### TASK DESCRIPTION
Every line below that holds the string "category" should be copied out.

### EXERCISE INPUTS
● ● ●
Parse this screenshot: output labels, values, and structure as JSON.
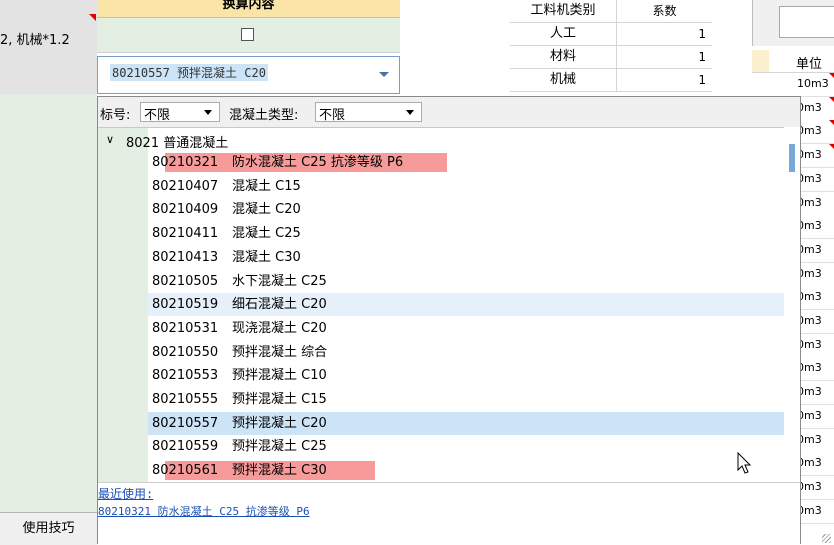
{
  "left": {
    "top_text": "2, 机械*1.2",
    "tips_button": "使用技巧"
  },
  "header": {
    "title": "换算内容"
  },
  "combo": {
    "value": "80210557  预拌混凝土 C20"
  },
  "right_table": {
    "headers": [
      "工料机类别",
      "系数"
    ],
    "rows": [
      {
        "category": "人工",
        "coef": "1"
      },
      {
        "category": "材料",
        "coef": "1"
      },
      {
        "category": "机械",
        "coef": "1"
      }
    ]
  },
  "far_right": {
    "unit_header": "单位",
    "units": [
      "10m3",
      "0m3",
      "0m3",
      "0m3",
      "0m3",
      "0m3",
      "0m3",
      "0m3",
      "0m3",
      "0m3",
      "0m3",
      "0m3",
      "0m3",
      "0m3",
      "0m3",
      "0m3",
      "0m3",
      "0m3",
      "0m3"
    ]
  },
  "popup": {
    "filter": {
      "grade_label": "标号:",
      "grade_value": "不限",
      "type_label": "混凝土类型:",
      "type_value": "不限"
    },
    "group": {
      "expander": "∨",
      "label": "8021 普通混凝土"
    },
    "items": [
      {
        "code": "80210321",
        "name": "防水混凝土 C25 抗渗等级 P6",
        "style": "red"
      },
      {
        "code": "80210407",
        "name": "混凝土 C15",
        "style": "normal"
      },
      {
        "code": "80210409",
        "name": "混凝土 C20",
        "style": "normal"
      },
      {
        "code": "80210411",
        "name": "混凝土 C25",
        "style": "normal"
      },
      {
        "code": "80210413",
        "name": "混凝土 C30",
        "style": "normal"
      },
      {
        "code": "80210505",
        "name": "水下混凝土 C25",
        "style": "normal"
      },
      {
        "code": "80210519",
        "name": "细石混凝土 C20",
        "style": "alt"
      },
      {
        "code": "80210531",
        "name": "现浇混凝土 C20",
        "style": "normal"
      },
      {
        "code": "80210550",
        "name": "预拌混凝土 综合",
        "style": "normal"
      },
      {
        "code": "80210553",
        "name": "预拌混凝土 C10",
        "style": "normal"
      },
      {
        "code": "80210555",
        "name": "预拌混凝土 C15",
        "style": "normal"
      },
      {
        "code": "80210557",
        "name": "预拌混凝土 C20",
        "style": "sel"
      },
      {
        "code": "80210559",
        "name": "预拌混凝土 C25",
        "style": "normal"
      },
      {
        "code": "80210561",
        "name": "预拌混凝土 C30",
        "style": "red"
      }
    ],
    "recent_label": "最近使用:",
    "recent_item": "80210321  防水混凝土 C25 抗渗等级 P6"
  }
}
● ● ●
### WRITTEN RESPONSE
        "category": "人工",
        "category": "材料",
        "category": "机械",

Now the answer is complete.